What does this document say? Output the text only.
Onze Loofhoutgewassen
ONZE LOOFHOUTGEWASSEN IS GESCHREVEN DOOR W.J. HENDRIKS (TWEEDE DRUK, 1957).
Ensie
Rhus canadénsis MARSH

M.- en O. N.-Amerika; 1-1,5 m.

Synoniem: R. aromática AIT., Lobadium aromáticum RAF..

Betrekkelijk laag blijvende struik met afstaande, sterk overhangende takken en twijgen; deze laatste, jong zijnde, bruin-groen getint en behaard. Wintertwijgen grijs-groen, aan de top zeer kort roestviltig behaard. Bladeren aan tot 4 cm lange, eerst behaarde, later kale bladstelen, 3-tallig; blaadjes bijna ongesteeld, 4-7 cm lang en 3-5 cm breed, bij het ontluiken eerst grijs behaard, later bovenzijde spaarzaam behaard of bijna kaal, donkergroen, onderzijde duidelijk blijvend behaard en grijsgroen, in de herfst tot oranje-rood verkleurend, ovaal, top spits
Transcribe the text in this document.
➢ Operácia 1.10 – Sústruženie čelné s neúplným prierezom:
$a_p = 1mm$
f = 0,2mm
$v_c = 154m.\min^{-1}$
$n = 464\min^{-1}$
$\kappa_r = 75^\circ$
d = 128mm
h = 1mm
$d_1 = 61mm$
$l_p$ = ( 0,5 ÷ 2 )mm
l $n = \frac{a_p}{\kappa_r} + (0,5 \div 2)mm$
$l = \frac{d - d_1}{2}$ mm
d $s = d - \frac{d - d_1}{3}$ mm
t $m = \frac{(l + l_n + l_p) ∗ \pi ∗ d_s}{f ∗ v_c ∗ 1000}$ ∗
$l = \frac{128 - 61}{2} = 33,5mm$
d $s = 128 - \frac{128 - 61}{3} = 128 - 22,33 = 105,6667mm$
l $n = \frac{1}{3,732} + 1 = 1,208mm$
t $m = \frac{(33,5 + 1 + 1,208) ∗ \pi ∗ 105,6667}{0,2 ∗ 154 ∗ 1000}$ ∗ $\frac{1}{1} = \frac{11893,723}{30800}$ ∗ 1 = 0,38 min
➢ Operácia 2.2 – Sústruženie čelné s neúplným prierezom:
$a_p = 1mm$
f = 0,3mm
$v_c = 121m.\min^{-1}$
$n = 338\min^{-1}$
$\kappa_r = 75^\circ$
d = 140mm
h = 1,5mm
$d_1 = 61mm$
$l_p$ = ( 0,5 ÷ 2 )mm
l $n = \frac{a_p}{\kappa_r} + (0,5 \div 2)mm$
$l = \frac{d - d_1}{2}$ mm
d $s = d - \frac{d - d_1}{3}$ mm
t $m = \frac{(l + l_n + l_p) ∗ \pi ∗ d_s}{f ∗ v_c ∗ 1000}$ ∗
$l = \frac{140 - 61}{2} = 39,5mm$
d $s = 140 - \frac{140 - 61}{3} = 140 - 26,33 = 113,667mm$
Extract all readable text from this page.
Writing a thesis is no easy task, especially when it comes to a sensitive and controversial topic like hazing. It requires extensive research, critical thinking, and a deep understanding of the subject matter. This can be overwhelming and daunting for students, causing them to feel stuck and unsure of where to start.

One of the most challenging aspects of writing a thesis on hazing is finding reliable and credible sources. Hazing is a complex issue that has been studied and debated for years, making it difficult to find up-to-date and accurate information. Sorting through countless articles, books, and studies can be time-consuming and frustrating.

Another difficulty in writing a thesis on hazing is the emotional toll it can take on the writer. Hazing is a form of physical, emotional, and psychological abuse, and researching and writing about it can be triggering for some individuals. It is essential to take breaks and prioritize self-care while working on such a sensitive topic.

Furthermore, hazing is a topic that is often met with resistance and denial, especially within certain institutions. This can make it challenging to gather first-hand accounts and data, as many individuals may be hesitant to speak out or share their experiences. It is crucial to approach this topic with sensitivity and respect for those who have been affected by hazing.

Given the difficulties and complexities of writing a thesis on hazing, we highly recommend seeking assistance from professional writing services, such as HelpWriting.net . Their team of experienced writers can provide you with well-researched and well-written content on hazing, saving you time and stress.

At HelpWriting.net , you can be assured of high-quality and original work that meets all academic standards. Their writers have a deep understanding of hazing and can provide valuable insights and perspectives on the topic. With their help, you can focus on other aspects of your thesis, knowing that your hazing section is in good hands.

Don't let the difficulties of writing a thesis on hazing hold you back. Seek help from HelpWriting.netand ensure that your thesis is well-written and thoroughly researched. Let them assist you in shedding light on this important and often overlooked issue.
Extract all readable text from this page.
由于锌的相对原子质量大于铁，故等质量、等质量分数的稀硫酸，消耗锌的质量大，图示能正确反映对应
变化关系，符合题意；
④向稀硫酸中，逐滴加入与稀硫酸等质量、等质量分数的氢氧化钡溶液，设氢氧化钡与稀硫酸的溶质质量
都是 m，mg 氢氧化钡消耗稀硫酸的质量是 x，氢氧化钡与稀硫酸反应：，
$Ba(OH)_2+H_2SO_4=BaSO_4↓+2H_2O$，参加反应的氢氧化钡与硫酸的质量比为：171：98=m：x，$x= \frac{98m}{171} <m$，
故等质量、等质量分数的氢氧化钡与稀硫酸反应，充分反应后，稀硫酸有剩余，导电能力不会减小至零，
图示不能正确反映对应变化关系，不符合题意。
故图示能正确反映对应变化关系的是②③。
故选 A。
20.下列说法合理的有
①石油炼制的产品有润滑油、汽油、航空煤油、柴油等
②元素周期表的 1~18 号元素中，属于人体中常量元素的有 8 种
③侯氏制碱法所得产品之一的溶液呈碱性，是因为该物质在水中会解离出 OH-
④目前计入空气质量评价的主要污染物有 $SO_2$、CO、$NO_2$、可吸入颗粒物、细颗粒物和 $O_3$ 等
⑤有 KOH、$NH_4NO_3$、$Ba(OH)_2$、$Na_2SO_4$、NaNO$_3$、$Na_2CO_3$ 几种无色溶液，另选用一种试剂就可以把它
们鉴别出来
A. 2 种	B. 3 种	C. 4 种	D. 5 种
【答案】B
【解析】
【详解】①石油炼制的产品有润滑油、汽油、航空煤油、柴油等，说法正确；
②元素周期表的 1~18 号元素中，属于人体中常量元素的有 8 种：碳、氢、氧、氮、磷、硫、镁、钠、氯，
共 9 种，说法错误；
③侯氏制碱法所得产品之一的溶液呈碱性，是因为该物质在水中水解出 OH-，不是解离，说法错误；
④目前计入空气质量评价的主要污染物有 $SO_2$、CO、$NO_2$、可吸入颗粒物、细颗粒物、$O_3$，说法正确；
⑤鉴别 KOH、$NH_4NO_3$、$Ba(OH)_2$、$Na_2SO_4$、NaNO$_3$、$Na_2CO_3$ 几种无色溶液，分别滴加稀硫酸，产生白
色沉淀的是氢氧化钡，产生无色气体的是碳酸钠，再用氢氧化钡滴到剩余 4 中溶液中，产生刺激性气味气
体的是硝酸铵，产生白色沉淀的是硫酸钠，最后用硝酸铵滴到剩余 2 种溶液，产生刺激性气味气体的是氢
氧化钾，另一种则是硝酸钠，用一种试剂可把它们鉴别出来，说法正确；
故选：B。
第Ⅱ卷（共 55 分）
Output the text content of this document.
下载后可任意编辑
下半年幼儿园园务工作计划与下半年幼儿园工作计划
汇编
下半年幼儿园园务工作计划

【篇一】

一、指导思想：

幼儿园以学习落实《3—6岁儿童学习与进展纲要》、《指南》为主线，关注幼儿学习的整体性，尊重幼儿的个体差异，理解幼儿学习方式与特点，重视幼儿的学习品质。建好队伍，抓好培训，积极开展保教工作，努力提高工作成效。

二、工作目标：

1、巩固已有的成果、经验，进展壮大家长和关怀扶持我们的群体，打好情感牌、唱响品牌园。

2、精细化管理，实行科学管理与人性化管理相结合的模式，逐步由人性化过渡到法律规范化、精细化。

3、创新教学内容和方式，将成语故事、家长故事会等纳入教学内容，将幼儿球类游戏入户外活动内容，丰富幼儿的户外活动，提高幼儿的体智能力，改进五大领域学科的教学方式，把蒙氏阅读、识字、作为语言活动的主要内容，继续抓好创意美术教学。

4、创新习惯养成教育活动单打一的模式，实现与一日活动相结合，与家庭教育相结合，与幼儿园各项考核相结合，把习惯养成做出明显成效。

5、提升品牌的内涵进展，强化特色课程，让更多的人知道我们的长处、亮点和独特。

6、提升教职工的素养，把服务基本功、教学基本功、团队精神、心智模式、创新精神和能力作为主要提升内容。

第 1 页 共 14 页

◇ ◇ ◇ ◇ ◇ ◇ ◇

## [Objective]
Which lines include "几种无色溶液"? Copy each of them out.

## [Final result]
⑤有 KOH、$NH_4NO_3$、$Ba(OH)_2$、$Na_2SO_4$、NaNO$_3$、$Na_2CO_3$ 几种无色溶液，另选用一种试剂就可以把它
⑤鉴别 KOH、$NH_4NO_3$、$Ba(OH)_2$、$Na_2SO_4$、NaNO$_3$、$Na_2CO_3$ 几种无色溶液，分别滴加稀硫酸，产生白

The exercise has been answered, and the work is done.